• Objective: Could you express every line of the listing below as a JSON list of strings, with one string per line and blank lines left out?

— Begin Material —

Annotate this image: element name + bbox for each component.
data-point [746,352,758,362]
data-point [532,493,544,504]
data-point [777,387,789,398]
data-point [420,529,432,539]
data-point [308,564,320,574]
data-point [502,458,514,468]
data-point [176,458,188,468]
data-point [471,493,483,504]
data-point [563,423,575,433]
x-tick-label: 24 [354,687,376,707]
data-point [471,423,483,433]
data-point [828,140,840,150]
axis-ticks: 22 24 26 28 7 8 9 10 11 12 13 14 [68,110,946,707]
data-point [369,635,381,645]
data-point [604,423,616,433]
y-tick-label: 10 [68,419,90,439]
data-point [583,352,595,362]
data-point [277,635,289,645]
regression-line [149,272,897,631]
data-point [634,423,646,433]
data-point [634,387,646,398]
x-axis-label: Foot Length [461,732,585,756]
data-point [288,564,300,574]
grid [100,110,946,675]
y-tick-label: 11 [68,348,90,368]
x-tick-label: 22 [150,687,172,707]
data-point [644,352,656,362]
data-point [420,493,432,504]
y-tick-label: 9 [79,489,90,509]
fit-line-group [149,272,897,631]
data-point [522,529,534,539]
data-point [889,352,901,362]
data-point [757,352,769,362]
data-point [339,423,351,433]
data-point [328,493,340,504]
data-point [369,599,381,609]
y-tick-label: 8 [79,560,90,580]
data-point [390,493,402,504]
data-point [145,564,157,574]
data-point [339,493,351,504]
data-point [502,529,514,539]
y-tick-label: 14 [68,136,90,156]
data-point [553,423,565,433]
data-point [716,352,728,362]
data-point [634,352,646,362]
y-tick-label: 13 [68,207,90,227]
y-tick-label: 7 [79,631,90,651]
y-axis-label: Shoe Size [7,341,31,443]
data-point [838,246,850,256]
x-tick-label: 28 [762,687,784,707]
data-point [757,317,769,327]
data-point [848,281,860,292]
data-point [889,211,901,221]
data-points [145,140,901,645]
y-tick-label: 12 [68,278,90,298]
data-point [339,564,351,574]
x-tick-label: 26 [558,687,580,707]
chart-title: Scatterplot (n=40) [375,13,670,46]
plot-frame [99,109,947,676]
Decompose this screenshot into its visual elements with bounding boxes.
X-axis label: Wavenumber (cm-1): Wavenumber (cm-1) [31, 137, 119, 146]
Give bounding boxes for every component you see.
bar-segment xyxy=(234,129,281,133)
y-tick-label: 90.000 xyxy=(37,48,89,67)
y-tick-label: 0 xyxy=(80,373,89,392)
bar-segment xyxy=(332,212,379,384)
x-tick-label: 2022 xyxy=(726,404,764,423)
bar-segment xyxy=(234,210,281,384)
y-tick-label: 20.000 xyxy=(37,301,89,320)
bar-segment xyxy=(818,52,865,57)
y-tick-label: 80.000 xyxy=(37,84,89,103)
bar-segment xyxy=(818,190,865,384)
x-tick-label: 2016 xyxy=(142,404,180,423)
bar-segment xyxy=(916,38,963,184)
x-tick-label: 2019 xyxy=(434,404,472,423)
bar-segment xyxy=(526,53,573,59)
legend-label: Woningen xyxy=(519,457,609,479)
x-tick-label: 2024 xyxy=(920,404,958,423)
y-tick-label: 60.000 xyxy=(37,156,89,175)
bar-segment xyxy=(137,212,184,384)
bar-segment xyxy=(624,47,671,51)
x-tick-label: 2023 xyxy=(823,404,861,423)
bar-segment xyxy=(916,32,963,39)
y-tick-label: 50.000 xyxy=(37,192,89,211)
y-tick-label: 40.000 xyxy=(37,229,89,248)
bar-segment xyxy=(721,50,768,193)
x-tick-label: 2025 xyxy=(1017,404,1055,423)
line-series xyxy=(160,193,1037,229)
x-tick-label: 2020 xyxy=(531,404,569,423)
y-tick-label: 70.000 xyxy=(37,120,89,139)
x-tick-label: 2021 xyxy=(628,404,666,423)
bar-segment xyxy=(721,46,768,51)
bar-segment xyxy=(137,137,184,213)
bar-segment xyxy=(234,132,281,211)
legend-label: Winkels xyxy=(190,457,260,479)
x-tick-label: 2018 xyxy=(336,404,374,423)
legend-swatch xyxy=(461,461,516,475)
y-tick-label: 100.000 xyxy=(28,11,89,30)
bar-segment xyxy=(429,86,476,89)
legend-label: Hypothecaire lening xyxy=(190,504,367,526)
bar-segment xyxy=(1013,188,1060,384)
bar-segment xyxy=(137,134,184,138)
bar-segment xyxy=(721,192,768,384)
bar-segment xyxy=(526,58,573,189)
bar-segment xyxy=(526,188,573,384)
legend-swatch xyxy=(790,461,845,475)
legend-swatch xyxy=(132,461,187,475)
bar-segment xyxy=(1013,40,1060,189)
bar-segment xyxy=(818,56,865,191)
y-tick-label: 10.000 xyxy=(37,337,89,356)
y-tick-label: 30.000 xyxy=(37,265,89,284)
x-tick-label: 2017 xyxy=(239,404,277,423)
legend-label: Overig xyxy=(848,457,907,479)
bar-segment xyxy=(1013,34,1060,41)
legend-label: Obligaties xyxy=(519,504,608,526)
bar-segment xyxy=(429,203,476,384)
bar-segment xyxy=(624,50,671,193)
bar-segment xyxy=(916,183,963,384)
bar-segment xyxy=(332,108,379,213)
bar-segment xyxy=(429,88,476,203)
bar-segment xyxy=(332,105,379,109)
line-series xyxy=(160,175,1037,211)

— End Material —

• Solution to this problem:
[
  "Annotate this image: element name + bbox for each component.",
  "data-point [746,352,758,362]",
  "data-point [532,493,544,504]",
  "data-point [777,387,789,398]",
  "data-point [420,529,432,539]",
  "data-point [308,564,320,574]",
  "data-point [502,458,514,468]",
  "data-point [176,458,188,468]",
  "data-point [471,493,483,504]",
  "data-point [563,423,575,433]",
  "x-tick-label: 24 [354,687,376,707]",
  "data-point [471,423,483,433]",
  "data-point [828,140,840,150]",
  "axis-ticks: 22 24 26 28 7 8 9 10 11 12 13 14 [68,110,946,707]",
  "data-point [369,635,381,645]",
  "data-point [604,423,616,433]",
  "y-tick-label: 10 [68,419,90,439]",
  "data-point [583,352,595,362]",
  "data-point [277,635,289,645]",
  "regression-line [149,272,897,631]",
  "data-point [634,423,646,433]",
  "data-point [634,387,646,398]",
  "x-axis-label: Foot Length [461,732,585,756]",
  "data-point [288,564,300,574]",
  "grid [100,110,946,675]",
  "y-tick-label: 11 [68,348,90,368]",
  "x-tick-label: 22 [150,687,172,707]",
  "data-point [644,352,656,362]",
  "data-point [420,493,432,504]",
  "y-tick-label: 9 [79,489,90,509]",
  "fit-line-group [149,272,897,631]",
  "data-point [522,529,534,539]",
  "data-point [889,352,901,362]",
  "data-point [757,352,769,362]",
  "data-point [339,423,351,433]",
  "data-point [328,493,340,504]",
  "data-point [369,599,381,609]",
  "y-tick-label: 8 [79,560,90,580]",
  "data-point [390,493,402,504]",
  "data-point [145,564,157,574]",
  "data-point [339,493,351,504]",
  "data-point [502,529,514,539]",
  "y-tick-label: 14 [68,136,90,156]",
  "data-point [553,423,565,433]",
  "data-point [716,352,728,362]",
  "data-point [634,352,646,362]",
  "y-tick-label: 13 [68,207,90,227]",
  "y-tick-label: 7 [79,631,90,651]",
  "y-axis-label: Shoe Size [7,341,31,443]",
  "data-point [838,246,850,256]",
  "x-tick-label: 28 [762,687,784,707]",
  "data-point [757,317,769,327]",
  "data-point [848,281,860,292]",
  "data-point [889,211,901,221]",
  "data-points [145,140,901,645]",
  "y-tick-label: 12 [68,278,90,298]",
  "data-point [339,564,351,574]",
  "x-tick-label: 26 [558,687,580,707]",
  "chart-title: Scatterplot (n=40) [375,13,670,46]",
  "plot-frame [99,109,947,676]",
  "Decompose this screenshot into its visual elements with bounding boxes.",
  "X-axis label: Wavenumber (cm-1): Wavenumber (cm-1) [31, 137, 119, 146]",
  "Give bounding boxes for every component you see.",
  "bar-segment xyxy=(234,129,281,133)",
  "y-tick-label: 90.000 xyxy=(37,48,89,67)",
  "y-tick-label: 0 xyxy=(80,373,89,392)",
  "bar-segment xyxy=(332,212,379,384)",
  "x-tick-label: 2022 xyxy=(726,404,764,423)",
  "bar-segment xyxy=(234,210,281,384)",
  "y-tick-label: 20.000 xyxy=(37,301,89,320)",
  "bar-segment xyxy=(818,52,865,57)",
  "y-tick-label: 80.000 xyxy=(37,84,89,103)",
  "bar-segment xyxy=(818,190,865,384)",
  "x-tick-label: 2016 xyxy=(142,404,180,423)",
  "bar-segment xyxy=(916,38,963,184)",
  "x-tick-label: 2019 xyxy=(434,404,472,423)",
  "bar-segment xyxy=(526,53,573,59)",
  "legend-label: Woningen xyxy=(519,457,609,479)",
  "x-tick-label: 2024 xyxy=(920,404,958,423)",
  "y-tick-label: 60.000 xyxy=(37,156,89,175)",
  "bar-segment xyxy=(137,212,184,384)",
  "bar-segment xyxy=(624,47,671,51)",
  "x-tick-label: 2023 xyxy=(823,404,861,423)",
  "bar-segment xyxy=(916,32,963,39)",
  "y-tick-label: 50.000 xyxy=(37,192,89,211)",
  "y-tick-label: 40.000 xyxy=(37,229,89,248)",
  "bar-segment xyxy=(721,50,768,193)",
  "x-tick-label: 2025 xyxy=(1017,404,1055,423)",
  "line-series xyxy=(160,193,1037,229)",
  "x-tick-label: 2020 xyxy=(531,404,569,423)",
  "y-tick-label: 70.000 xyxy=(37,120,89,139)",
  "x-tick-label: 2021 xyxy=(628,404,666,423)",
  "bar-segment xyxy=(721,46,768,51)",
  "bar-segment xyxy=(137,137,184,213)",
  "bar-segment xyxy=(234,132,281,211)",
  "legend-label: Winkels xyxy=(190,457,260,479)",
  "x-tick-label: 2018 xyxy=(336,404,374,423)",
  "legend-swatch xyxy=(461,461,516,475)",
  "y-tick-label: 100.000 xyxy=(28,11,89,30)",
  "bar-segment xyxy=(429,86,476,89)",
  "legend-label: Hypothecaire lening xyxy=(190,504,367,526)",
  "bar-segment xyxy=(1013,188,1060,384)",
  "bar-segment xyxy=(137,134,184,138)",
  "bar-segment xyxy=(721,192,768,384)",
  "bar-segment xyxy=(526,58,573,189)",
  "bar-segment xyxy=(526,188,573,384)",
  "legend-swatch xyxy=(790,461,845,475)",
  "legend-swatch xyxy=(132,461,187,475)",
  "bar-segment xyxy=(1013,40,1060,189)",
  "bar-segment xyxy=(818,56,865,191)",
  "y-tick-label: 10.000 xyxy=(37,337,89,356)",
  "y-tick-label: 30.000 xyxy=(37,265,89,284)",
  "x-tick-label: 2017 xyxy=(239,404,277,423)",
  "legend-label: Overig xyxy=(848,457,907,479)",
  "bar-segment xyxy=(1013,34,1060,41)",
  "legend-label: Obligaties xyxy=(519,504,608,526)",
  "bar-segment xyxy=(429,203,476,384)",
  "bar-segment xyxy=(624,50,671,193)",
  "bar-segment xyxy=(916,183,963,384)",
  "bar-segment xyxy=(332,108,379,213)",
  "bar-segment xyxy=(429,88,476,203)",
  "bar-segment xyxy=(332,105,379,109)",
  "line-series xyxy=(160,175,1037,211)"
]